* _EXERCISE AIM_: In the material below, the lines containing the word "Italy" are required; copy each of them.

* _INPUT MATERIAL_:

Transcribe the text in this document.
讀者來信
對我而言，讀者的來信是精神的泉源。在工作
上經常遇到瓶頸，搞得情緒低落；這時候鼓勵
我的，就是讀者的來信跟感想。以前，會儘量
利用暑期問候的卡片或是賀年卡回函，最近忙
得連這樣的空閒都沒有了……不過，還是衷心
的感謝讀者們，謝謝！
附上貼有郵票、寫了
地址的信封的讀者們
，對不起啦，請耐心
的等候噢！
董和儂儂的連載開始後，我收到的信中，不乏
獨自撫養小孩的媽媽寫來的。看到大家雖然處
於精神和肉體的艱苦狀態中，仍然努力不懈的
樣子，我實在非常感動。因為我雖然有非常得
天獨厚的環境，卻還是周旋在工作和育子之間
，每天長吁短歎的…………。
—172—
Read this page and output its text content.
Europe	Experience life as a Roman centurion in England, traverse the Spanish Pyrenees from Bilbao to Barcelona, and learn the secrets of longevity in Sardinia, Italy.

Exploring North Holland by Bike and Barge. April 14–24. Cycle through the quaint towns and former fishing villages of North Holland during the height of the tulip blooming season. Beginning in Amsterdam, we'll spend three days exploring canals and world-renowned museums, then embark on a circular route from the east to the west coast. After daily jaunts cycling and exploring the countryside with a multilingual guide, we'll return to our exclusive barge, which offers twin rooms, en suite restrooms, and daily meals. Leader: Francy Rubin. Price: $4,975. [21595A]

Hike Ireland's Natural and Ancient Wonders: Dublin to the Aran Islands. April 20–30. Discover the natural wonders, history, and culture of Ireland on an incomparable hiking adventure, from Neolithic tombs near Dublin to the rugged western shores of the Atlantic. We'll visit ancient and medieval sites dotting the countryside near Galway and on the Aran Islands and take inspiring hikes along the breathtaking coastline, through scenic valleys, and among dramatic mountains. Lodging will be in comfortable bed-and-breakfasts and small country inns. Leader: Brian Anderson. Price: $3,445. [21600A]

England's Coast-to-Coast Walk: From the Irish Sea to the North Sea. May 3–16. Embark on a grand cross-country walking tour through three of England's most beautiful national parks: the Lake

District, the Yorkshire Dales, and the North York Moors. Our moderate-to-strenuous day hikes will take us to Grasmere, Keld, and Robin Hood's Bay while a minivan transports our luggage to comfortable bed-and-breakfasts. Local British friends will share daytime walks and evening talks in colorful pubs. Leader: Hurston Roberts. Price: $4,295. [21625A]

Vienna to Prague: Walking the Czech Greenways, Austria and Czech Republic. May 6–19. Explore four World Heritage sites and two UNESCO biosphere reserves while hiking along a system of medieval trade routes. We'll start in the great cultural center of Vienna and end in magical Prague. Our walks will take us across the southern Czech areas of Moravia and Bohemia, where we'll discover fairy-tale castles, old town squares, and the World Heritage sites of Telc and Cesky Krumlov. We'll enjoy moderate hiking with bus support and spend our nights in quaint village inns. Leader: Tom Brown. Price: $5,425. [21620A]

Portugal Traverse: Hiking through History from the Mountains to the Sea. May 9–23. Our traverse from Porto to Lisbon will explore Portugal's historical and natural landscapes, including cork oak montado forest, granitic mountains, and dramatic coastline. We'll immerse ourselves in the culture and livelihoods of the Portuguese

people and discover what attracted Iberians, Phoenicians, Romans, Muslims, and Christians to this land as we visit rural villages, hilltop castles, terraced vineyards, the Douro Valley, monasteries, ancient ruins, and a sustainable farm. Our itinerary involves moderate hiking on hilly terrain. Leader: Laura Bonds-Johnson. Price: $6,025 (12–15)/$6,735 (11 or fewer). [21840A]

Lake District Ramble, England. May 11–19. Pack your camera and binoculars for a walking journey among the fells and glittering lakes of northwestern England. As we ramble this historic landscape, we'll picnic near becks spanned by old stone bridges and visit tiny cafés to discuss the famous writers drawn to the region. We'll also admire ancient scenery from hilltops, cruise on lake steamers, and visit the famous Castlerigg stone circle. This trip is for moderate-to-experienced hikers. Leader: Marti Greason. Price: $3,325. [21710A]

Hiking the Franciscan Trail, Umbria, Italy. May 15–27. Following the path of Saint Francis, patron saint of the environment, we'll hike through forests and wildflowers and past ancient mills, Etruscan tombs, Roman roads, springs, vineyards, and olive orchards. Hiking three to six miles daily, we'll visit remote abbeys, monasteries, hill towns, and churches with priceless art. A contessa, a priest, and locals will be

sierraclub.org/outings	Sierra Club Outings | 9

* _REPLY TO THE TASK_:
Europe	Experience life as a Roman centurion in England, traverse the Spanish Pyrenees from Bilbao to Barcelona, and learn the secrets of longevity in Sardinia, Italy.
Hiking the Franciscan Trail, Umbria, Italy. May 15–27. Following the path of Saint Francis, patron saint of the environment, we'll hike through forests and wildflowers and past ancient mills, Etruscan tombs, Roman roads, springs, vineyards, and olive orchards. Hiking three to six miles daily, we'll visit remote abbeys, monasteries, hill towns, and churches with priceless art. A contessa, a priest, and locals will be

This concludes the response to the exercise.